- Catcher
- Born: July 8, 1883 Dayton, Ohio, U.S.
- Died: September 18, 1945 (aged 62) Dayton, Ohio, U.S.
- Batted: RightThrew: Right

MLB debut
- April 18, 1906, for the St. Louis Cardinals

Last MLB appearance
- April 29, 1906, for the St. Louis Cardinals

MLB statistics
- Batting average: .185
- Home runs: 0
- RBI: 2
- Stats at Baseball Reference

Teams
- St. Louis Cardinals (1906);

= Ducky Holmes (catcher) =

American baseball player (1883–1945)

Howard Elbert "Ducky" Holmes (July 8, 1883 – September 18, 1945) was an American catcher in Major League Baseball. He played in 9 games for the 1906 St. Louis Cardinals.

After his playing career, he was a manager in the minor leagues for the Sioux City Packers of the Western League (1908), the Saginaw Ducks of the Southern Michigan League (1913–1915), and the Frankfort Old Taylors of the Ohio State League (1916). He also worked as an umpire, both in the National League (1921) and American League (1923–1924). Later, he managed the Dayton Ducks of the Middle Atlantic League (1932–1938, 1941–1942). After the Dayton Ducks folded at the end of the 1942 season, Holmes worked in a grocery store until his death.

What is expected
Please write out, word for word, the passage of the Ducky Holmes text that opens with the words containing "After his playing" and closes with "until his death.".

Material supplied

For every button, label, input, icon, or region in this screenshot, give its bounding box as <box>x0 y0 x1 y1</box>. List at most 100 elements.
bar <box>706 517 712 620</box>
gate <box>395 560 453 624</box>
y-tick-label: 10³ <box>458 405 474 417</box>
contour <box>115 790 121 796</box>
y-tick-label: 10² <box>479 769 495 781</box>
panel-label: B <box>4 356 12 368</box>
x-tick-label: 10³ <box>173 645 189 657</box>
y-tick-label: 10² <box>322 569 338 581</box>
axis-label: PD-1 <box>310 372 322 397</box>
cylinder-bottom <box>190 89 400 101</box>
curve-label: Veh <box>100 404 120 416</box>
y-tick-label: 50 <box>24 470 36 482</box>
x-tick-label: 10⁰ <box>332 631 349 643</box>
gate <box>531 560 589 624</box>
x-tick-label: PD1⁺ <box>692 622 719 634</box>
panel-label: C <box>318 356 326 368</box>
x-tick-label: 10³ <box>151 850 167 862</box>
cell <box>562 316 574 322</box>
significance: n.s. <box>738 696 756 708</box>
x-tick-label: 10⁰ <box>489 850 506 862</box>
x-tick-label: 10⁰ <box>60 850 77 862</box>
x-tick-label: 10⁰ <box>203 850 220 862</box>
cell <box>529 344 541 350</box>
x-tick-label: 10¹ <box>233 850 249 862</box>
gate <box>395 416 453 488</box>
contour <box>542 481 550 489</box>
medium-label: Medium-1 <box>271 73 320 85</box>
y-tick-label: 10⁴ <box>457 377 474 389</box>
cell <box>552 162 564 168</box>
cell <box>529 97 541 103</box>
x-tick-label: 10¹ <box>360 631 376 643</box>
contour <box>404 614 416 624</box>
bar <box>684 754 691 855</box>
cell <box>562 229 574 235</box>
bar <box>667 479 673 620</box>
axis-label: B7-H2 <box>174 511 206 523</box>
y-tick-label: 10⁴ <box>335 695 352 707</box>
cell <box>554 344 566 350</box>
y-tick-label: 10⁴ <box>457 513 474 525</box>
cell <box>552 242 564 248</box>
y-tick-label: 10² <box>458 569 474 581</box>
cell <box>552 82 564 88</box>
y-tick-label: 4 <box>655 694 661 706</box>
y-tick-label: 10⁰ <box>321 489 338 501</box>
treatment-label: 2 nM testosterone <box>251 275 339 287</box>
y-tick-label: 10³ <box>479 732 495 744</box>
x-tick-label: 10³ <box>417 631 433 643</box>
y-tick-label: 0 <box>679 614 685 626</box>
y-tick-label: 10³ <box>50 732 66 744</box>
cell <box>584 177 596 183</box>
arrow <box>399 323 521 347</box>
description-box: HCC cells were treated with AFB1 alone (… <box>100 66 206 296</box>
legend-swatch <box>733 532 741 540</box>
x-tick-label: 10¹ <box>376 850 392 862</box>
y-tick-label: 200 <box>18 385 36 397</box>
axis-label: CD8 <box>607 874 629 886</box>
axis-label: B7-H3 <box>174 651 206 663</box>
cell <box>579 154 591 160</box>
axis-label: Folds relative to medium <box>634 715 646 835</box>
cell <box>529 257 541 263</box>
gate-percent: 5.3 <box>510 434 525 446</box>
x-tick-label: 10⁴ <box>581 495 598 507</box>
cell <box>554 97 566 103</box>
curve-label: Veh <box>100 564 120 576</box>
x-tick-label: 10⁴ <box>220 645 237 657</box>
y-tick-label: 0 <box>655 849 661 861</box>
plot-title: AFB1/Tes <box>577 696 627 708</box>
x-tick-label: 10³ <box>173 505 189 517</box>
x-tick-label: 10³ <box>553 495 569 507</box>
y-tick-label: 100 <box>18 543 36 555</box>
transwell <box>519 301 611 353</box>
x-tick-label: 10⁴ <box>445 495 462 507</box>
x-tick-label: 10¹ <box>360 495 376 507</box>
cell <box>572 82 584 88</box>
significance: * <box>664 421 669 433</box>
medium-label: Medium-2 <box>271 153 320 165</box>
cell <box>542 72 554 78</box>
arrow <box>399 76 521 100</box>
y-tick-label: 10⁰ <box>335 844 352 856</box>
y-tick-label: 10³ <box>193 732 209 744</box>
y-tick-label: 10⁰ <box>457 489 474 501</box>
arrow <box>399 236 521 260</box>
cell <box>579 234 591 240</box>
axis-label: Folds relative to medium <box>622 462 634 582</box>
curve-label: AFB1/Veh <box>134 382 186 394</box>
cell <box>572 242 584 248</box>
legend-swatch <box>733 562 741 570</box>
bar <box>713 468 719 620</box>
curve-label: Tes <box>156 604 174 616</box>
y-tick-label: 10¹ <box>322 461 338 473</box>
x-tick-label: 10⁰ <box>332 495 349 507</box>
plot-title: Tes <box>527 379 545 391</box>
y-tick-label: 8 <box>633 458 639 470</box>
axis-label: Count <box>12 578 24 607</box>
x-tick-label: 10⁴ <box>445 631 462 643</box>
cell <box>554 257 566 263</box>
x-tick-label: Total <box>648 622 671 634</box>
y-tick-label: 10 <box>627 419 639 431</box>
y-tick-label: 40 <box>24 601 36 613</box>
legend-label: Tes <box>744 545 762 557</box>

Response for this exercise
After his playing career, he was a manager in the minor leagues for the Sioux City Packers of the Western League (1908), the Saginaw Ducks of the Southern Michigan League (1913–1915), and the Frankfort Old Taylors of the Ohio State League (1916). He also worked as an umpire, both in the National League (1921) and American League (1923–1924). Later, he managed the Dayton Ducks of the Middle Atlantic League (1932–1938, 1941–1942). After the Dayton Ducks folded at the end of the 1942 season, Holmes worked in a grocery store until his death.